### Task description
Repeat everything in the material exactly.

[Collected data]
↓↓↓

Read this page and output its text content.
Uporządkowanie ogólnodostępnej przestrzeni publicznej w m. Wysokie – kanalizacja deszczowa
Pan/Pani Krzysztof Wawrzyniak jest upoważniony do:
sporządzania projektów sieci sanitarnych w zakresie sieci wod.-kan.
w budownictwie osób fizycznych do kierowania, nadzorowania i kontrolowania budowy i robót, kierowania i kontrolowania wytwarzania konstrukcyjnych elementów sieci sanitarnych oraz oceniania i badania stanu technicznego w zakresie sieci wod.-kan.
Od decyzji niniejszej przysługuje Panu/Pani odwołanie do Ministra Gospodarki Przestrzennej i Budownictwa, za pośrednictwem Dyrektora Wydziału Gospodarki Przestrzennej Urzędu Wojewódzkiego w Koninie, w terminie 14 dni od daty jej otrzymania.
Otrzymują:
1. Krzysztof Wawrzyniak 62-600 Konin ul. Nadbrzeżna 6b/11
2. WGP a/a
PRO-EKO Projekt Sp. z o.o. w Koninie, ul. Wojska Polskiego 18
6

↑↑↑

### Result of this exercise
Read this page and output its text content.
Uporządkowanie ogólnodostępnej przestrzeni publicznej w m. Wysokie – kanalizacja deszczowa
Pan/Pani Krzysztof Wawrzyniak jest upoważniony do:
sporządzania projektów sieci sanitarnych w zakresie sieci wod.-kan.
w budownictwie osób fizycznych do kierowania, nadzorowania i kontrolowania budowy i robót, kierowania i kontrolowania wytwarzania konstrukcyjnych elementów sieci sanitarnych oraz oceniania i badania stanu technicznego w zakresie sieci wod.-kan.
Od decyzji niniejszej przysługuje Panu/Pani odwołanie do Ministra Gospodarki Przestrzennej i Budownictwa, za pośrednictwem Dyrektora Wydziału Gospodarki Przestrzennej Urzędu Wojewódzkiego w Koninie, w terminie 14 dni od daty jej otrzymania.
Otrzymują:
1. Krzysztof Wawrzyniak 62-600 Konin ul. Nadbrzeżna 6b/11
2. WGP a/a
PRO-EKO Projekt Sp. z o.o. w Koninie, ul. Wojska Polskiego 18
6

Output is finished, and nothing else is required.